▸ **Selected excerpt**

Darker days ahead: Rights groups slam rejection of ABS-CBN franchise

Jodesz Gavilan
Darker days ahead: Rights groups slam rejection of ABS-CBN franchise


Human rights groups say this 'solidifies Duterte's tyranny' and proves 'we are under a de facto martial law'

MANILA, Philippines – Human rights groups on Friday, July 10, slammed the House panel’s rejection of the ABS-CBN franchise, calling it yet another proof of President Rodrigo Duterte’s abuse of power.

In a statement, Human Rights Watch (HRW) called the latest development a “grevious assault on press freedom.”

“This move solidifies the tyranny of President Rodrigo Duterte who accused ABS-CBN of slights against him and politically targeted it for refusing to toe the government’s line and criticizing his so-called ‘war on drugs,'” HRW deputy Asia director Phil Robertson said.

“Today’s vote to deny the franchise renewal is an astounding display of obsequious behavior by Congressional representatives, kowtowing to Duterte by agreeing to seriously limit media freedom in the Philippines,” he added.

▸ **Data records**
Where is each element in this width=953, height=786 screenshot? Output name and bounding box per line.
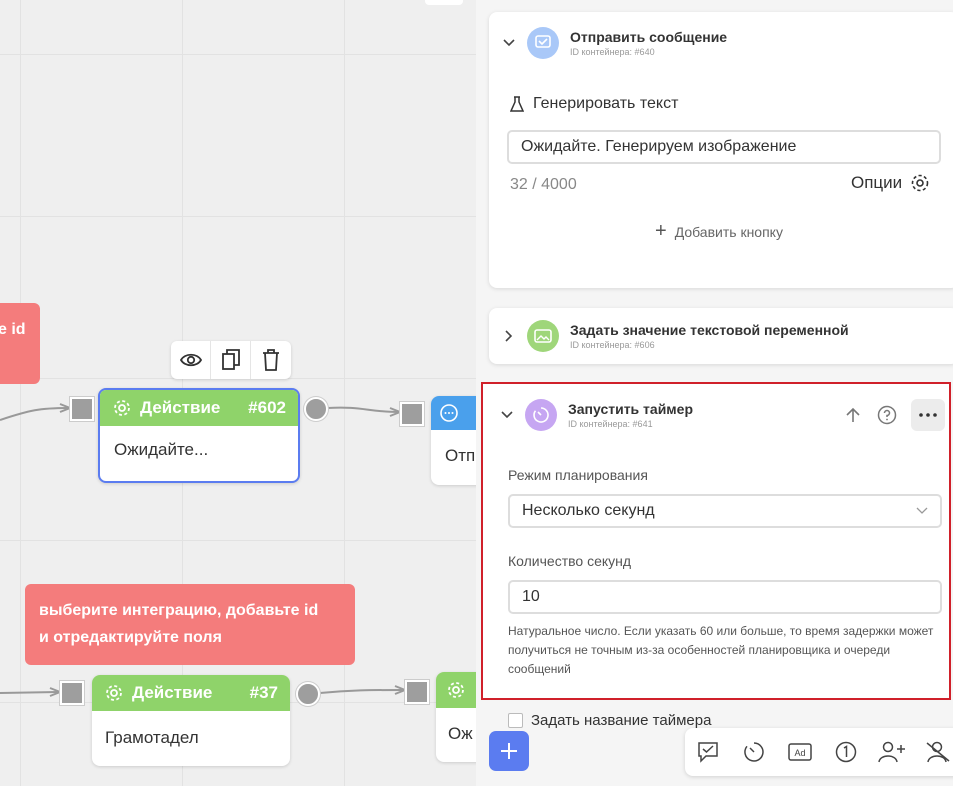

* * *

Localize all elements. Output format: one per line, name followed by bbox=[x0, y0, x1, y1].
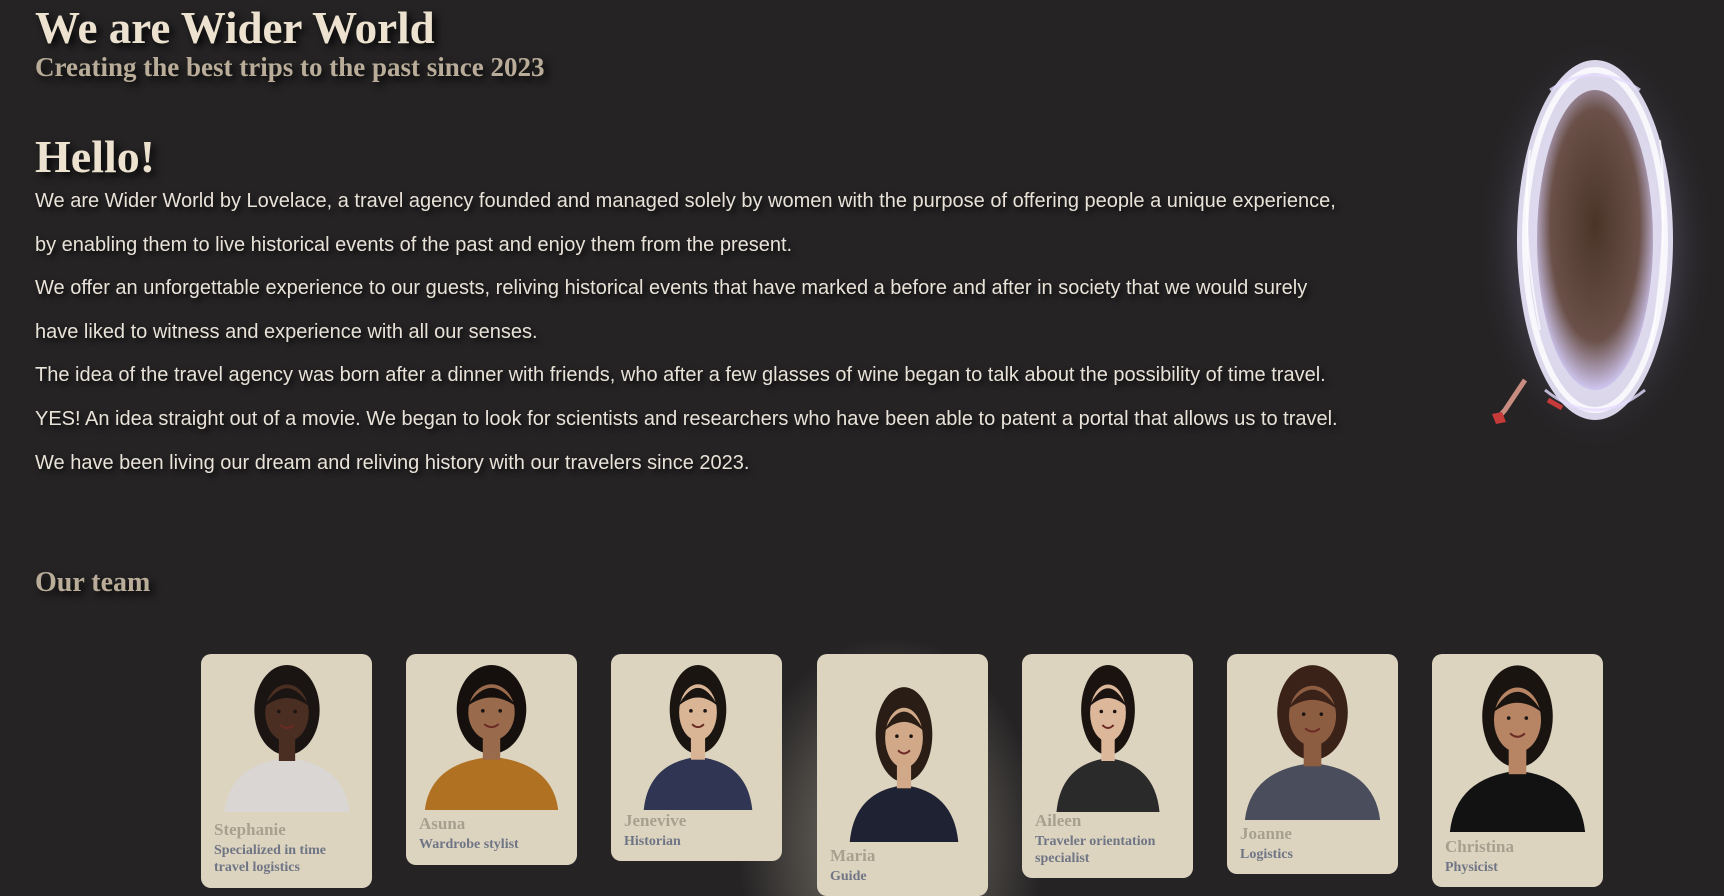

▸ **Exercise details**
Write the next part of the news article on the ABS-CBN franchise rejection, starting after its final sentence. The data has no connection to the news article on the ABS-CBN franchise rejection.

▸ **Answer**
The House committee on legislative franchise on Friday rejected bills which sought new franchise for ABS-CBN. Seventy lawmakers voted to approve the technical working group recommendation to reject the bills. 

Darker days ahead

Coupled with the recent anti-terror law, Karapatan said the panel’s decision against ABS-CBN shows “a sign of even darker days to come as the fascist Duterte regime rabidly unleashes its consecutive attacks on the people.”

“No matter how this regime tries to maintain the illusion of rule of law and democracy in the Philippines, the railroaded passage of the Anti-Terrorism Act as well as the denial of ABS-CBN’s franchise renewal despite massive public opposition show us one thing: we are under a de facto martial law, and we are spiraling further and further into it,” the group said.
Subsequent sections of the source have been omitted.